Only the lines from the one containing "Convert this screenshot" through the end of the material are to be echoed, each exactly as it appears.
--- The input ---
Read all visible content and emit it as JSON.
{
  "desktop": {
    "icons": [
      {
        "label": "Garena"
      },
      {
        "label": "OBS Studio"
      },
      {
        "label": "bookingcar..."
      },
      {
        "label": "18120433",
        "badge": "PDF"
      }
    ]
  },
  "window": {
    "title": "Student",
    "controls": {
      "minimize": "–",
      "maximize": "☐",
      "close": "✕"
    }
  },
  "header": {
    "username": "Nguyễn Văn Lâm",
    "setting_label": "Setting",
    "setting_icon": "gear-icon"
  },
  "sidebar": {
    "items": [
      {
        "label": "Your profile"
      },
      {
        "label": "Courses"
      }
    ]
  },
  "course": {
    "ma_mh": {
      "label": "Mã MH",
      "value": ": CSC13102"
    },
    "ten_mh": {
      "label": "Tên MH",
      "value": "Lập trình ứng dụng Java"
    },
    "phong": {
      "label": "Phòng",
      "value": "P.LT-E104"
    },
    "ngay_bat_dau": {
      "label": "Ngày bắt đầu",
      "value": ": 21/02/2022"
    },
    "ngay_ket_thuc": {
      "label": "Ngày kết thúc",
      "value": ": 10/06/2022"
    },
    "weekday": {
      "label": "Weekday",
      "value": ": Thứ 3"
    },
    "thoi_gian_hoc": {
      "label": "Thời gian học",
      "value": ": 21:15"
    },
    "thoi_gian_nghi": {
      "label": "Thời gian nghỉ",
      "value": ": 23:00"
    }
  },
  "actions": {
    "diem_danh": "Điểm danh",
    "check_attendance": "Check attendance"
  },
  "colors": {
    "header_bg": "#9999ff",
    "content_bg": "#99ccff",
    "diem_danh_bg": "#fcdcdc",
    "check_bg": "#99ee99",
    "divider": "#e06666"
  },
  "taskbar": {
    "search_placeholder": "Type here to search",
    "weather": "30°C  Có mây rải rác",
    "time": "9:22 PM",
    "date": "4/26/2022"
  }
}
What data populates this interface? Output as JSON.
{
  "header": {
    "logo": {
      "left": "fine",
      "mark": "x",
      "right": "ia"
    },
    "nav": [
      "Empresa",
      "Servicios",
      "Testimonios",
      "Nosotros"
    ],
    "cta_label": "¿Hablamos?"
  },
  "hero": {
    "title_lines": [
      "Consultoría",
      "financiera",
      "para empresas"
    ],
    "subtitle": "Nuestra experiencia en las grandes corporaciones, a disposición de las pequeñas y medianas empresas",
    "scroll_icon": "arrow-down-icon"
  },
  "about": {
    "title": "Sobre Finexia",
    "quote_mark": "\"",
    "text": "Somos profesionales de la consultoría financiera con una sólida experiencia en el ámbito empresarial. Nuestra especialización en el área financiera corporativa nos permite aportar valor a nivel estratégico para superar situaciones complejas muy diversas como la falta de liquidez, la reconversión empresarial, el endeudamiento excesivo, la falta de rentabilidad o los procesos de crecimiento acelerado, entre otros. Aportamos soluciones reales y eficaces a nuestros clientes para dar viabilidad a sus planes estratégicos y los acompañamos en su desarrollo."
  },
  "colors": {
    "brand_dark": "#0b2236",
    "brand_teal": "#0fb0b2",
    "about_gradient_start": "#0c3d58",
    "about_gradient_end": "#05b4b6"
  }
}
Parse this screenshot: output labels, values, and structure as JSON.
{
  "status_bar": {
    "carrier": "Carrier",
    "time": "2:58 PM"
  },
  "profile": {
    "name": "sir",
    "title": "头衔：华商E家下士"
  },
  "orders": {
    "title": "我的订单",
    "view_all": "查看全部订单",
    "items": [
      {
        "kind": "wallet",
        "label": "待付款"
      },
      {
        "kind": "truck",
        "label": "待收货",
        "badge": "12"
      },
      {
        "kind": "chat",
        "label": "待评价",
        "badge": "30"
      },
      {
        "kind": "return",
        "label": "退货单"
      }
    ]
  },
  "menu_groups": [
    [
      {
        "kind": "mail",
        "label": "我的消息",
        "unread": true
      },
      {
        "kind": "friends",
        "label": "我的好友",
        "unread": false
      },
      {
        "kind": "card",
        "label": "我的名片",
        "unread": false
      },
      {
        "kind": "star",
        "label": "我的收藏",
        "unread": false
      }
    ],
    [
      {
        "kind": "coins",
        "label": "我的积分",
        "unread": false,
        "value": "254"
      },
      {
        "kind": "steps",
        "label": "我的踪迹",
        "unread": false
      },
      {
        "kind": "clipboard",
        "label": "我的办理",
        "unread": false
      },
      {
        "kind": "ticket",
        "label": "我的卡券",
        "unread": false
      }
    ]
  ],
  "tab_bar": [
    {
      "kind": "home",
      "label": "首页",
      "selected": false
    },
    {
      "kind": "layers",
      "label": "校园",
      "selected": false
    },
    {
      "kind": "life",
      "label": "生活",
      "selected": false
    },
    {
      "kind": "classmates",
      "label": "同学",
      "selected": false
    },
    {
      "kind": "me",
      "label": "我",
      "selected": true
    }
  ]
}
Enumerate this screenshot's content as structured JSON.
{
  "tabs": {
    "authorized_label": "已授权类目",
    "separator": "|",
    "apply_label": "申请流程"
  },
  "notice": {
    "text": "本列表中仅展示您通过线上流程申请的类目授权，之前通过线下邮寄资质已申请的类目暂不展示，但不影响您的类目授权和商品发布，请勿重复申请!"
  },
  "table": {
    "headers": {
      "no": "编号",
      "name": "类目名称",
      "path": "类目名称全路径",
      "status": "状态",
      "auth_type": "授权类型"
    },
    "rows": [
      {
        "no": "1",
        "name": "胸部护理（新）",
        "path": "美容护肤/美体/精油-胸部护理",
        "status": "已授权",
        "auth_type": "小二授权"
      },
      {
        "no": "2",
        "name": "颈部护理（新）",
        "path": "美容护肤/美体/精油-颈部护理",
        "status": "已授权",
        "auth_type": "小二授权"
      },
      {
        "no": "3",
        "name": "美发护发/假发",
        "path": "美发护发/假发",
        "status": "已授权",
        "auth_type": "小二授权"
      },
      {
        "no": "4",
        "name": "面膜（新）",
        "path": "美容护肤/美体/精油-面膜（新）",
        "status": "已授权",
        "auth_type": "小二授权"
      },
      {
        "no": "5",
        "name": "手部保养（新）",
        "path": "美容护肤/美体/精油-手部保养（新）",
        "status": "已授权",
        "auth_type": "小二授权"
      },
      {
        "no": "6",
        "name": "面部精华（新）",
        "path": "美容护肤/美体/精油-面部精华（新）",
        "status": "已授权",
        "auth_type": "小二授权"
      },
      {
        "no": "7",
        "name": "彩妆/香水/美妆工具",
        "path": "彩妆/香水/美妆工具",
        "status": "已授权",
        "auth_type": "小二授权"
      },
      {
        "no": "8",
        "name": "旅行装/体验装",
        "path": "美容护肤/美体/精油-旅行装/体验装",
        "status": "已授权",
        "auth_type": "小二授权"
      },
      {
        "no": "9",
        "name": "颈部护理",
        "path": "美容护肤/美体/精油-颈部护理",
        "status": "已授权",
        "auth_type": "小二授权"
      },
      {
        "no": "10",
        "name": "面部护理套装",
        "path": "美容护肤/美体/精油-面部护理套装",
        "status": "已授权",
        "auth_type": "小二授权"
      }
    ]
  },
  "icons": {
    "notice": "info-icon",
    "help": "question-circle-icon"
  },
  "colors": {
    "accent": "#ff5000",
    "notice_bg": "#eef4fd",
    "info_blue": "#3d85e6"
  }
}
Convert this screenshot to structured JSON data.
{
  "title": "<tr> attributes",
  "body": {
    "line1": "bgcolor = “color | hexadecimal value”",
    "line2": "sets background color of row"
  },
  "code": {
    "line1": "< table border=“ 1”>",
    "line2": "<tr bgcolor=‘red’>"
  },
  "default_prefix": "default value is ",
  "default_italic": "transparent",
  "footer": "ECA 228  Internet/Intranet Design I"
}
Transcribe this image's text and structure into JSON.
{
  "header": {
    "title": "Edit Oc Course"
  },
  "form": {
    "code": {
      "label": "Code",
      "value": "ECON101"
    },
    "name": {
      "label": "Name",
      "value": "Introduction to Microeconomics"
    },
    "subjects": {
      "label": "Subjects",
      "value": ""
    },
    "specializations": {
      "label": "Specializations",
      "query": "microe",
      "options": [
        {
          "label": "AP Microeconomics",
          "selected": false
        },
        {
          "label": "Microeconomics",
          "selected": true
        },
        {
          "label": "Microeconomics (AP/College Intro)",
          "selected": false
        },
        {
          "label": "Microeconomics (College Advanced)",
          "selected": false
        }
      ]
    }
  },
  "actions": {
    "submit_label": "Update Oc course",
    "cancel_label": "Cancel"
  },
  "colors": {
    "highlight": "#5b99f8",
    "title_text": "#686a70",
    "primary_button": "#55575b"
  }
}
---
- _Final result_
Convert this screenshot to structured JSON data.
{
  "title": "<tr> attributes",
  "body": {
    "line1": "bgcolor = “color | hexadecimal value”",
    "line2": "sets background color of row"
  },
  "code": {
    "line1": "< table border=“ 1”>",
    "line2": "<tr bgcolor=‘red’>"
  },
  "default_prefix": "default value is ",
  "default_italic": "transparent",
  "footer": "ECA 228  Internet/Intranet Design I"
}
Transcribe this image's text and structure into JSON.
{
  "header": {
    "title": "Edit Oc Course"
  },
  "form": {
    "code": {
      "label": "Code",
      "value": "ECON101"
    },
    "name": {
      "label": "Name",
      "value": "Introduction to Microeconomics"
    },
    "subjects": {
      "label": "Subjects",
      "value": ""
    },
    "specializations": {
      "label": "Specializations",
      "query": "microe",
      "options": [
        {
          "label": "AP Microeconomics",
          "selected": false
        },
        {
          "label": "Microeconomics",
          "selected": true
        },
        {
          "label": "Microeconomics (AP/College Intro)",
          "selected": false
        },
        {
          "label": "Microeconomics (College Advanced)",
          "selected": false
        }
      ]
    }
  },
  "actions": {
    "submit_label": "Update Oc course",
    "cancel_label": "Cancel"
  },
  "colors": {
    "highlight": "#5b99f8",
    "title_text": "#686a70",
    "primary_button": "#55575b"
  }
}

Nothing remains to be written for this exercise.